## What the task requires
Give the data below again exactly as written, without its pictures.

### Records provided ###

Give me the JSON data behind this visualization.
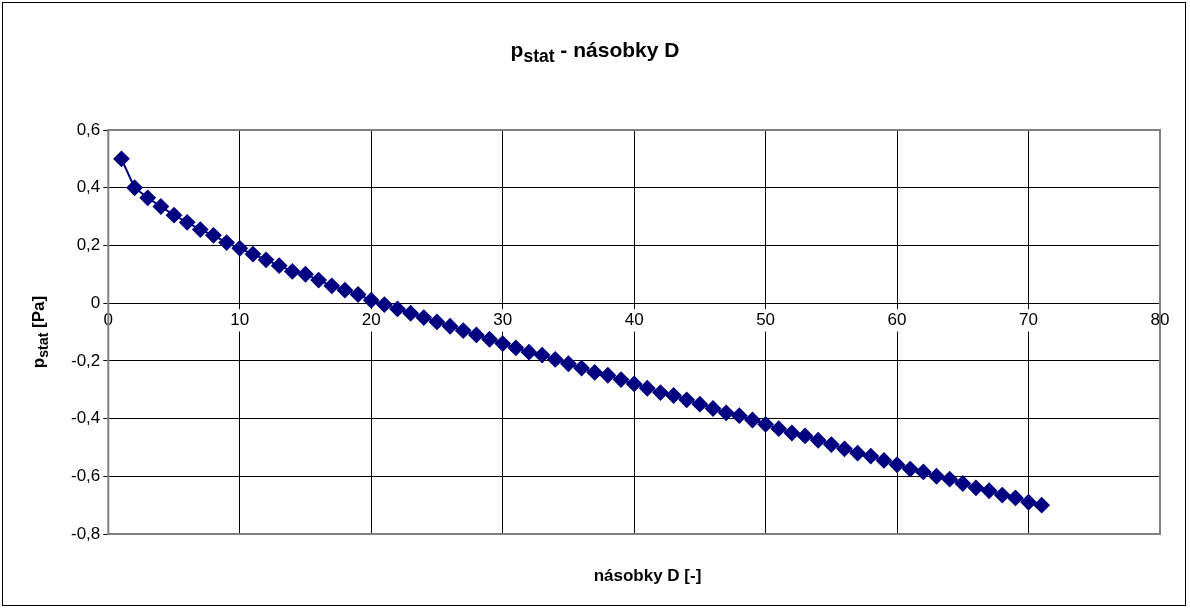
{
  "chart_data": {
    "type": "line",
    "title": "p$_{stat}$ - násobky D",
    "xlabel": "násobky D [-]",
    "ylabel": "p$_{stat}$ [Pa]",
    "x": [
      1,
      2,
      3,
      4,
      5,
      6,
      7,
      8,
      9,
      10,
      11,
      12,
      13,
      14,
      15,
      16,
      17,
      18,
      19,
      20,
      21,
      22,
      23,
      24,
      25,
      26,
      27,
      28,
      29,
      30,
      31,
      32,
      33,
      34,
      35,
      36,
      37,
      38,
      39,
      40,
      41,
      42,
      43,
      44,
      45,
      46,
      47,
      48,
      49,
      50,
      51,
      52,
      53,
      54,
      55,
      56,
      57,
      58,
      59,
      60,
      61,
      62,
      63,
      64,
      65,
      66,
      67,
      68,
      69,
      70,
      71
    ],
    "series": [
      {
        "color": "#000080",
        "values": [
          0.5,
          0.4,
          0.365,
          0.335,
          0.305,
          0.28,
          0.255,
          0.235,
          0.21,
          0.19,
          0.17,
          0.15,
          0.13,
          0.11,
          0.1,
          0.08,
          0.06,
          0.045,
          0.03,
          0.01,
          -0.005,
          -0.02,
          -0.035,
          -0.05,
          -0.065,
          -0.08,
          -0.095,
          -0.11,
          -0.125,
          -0.14,
          -0.155,
          -0.17,
          -0.18,
          -0.195,
          -0.21,
          -0.225,
          -0.24,
          -0.25,
          -0.265,
          -0.28,
          -0.295,
          -0.31,
          -0.32,
          -0.335,
          -0.35,
          -0.365,
          -0.38,
          -0.39,
          -0.405,
          -0.42,
          -0.435,
          -0.45,
          -0.46,
          -0.475,
          -0.49,
          -0.505,
          -0.52,
          -0.53,
          -0.545,
          -0.56,
          -0.575,
          -0.585,
          -0.6,
          -0.61,
          -0.625,
          -0.64,
          -0.65,
          -0.665,
          -0.675,
          -0.69,
          -0.7
        ]
      }
    ],
    "xlim": [
      0,
      80
    ],
    "xticks": [
      0,
      10,
      20,
      30,
      40,
      50,
      60,
      70,
      80
    ],
    "ylim": [
      -0.8,
      0.6
    ],
    "yticks": [
      {
        "value": -0.8,
        "label": "-0,8"
      },
      {
        "value": -0.6,
        "label": "-0,6"
      },
      {
        "value": -0.4,
        "label": "-0,4"
      },
      {
        "value": -0.2,
        "label": "-0,2"
      },
      {
        "value": 0,
        "label": "0"
      },
      {
        "value": 0.2,
        "label": "0,2"
      },
      {
        "value": 0.4,
        "label": "0,4"
      },
      {
        "value": 0.6,
        "label": "0,6"
      }
    ],
    "grid": true,
    "legend": false,
    "marker": "diamond",
    "line_style": "solid"
  }
}
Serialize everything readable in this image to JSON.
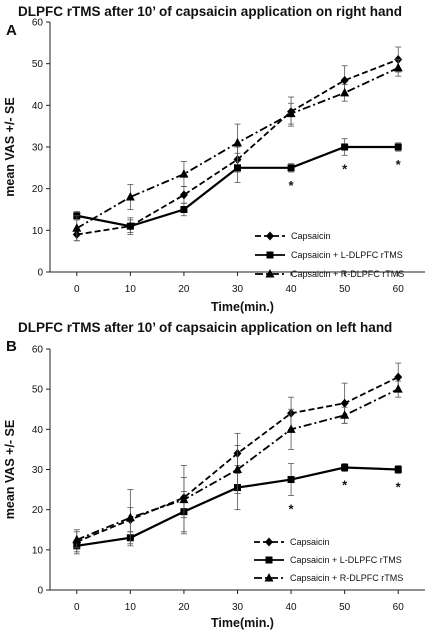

###

## Result below
Give me the JSON data behind this visualization.
{
  "chart_data": {
    "type": "line",
    "title": "p$_{stat}$ - násobky D",
    "xlabel": "násobky D [-]",
    "ylabel": "p$_{stat}$ [Pa]",
    "x": [
      1,
      2,
      3,
      4,
      5,
      6,
      7,
      8,
      9,
      10,
      11,
      12,
      13,
      14,
      15,
      16,
      17,
      18,
      19,
      20,
      21,
      22,
      23,
      24,
      25,
      26,
      27,
      28,
      29,
      30,
      31,
      32,
      33,
      34,
      35,
      36,
      37,
      38,
      39,
      40,
      41,
      42,
      43,
      44,
      45,
      46,
      47,
      48,
      49,
      50,
      51,
      52,
      53,
      54,
      55,
      56,
      57,
      58,
      59,
      60,
      61,
      62,
      63,
      64,
      65,
      66,
      67,
      68,
      69,
      70,
      71
    ],
    "series": [
      {
        "color": "#000080",
        "values": [
          0.5,
          0.4,
          0.365,
          0.335,
          0.305,
          0.28,
          0.255,
          0.235,
          0.21,
          0.19,
          0.17,
          0.15,
          0.13,
          0.11,
          0.1,
          0.08,
          0.06,
          0.045,
          0.03,
          0.01,
          -0.005,
          -0.02,
          -0.035,
          -0.05,
          -0.065,
          -0.08,
          -0.095,
          -0.11,
          -0.125,
          -0.14,
          -0.155,
          -0.17,
          -0.18,
          -0.195,
          -0.21,
          -0.225,
          -0.24,
          -0.25,
          -0.265,
          -0.28,
          -0.295,
          -0.31,
          -0.32,
          -0.335,
          -0.35,
          -0.365,
          -0.38,
          -0.39,
          -0.405,
          -0.42,
          -0.435,
          -0.45,
          -0.46,
          -0.475,
          -0.49,
          -0.505,
          -0.52,
          -0.53,
          -0.545,
          -0.56,
          -0.575,
          -0.585,
          -0.6,
          -0.61,
          -0.625,
          -0.64,
          -0.65,
          -0.665,
          -0.675,
          -0.69,
          -0.7
        ]
      }
    ],
    "xlim": [
      0,
      80
    ],
    "xticks": [
      0,
      10,
      20,
      30,
      40,
      50,
      60,
      70,
      80
    ],
    "ylim": [
      -0.8,
      0.6
    ],
    "yticks": [
      {
        "value": -0.8,
        "label": "-0,8"
      },
      {
        "value": -0.6,
        "label": "-0,6"
      },
      {
        "value": -0.4,
        "label": "-0,4"
      },
      {
        "value": -0.2,
        "label": "-0,2"
      },
      {
        "value": 0,
        "label": "0"
      },
      {
        "value": 0.2,
        "label": "0,2"
      },
      {
        "value": 0.4,
        "label": "0,4"
      },
      {
        "value": 0.6,
        "label": "0,6"
      }
    ],
    "grid": true,
    "legend": false,
    "marker": "diamond",
    "line_style": "solid"
  }
}
Serialize everything readable in this image to JSON.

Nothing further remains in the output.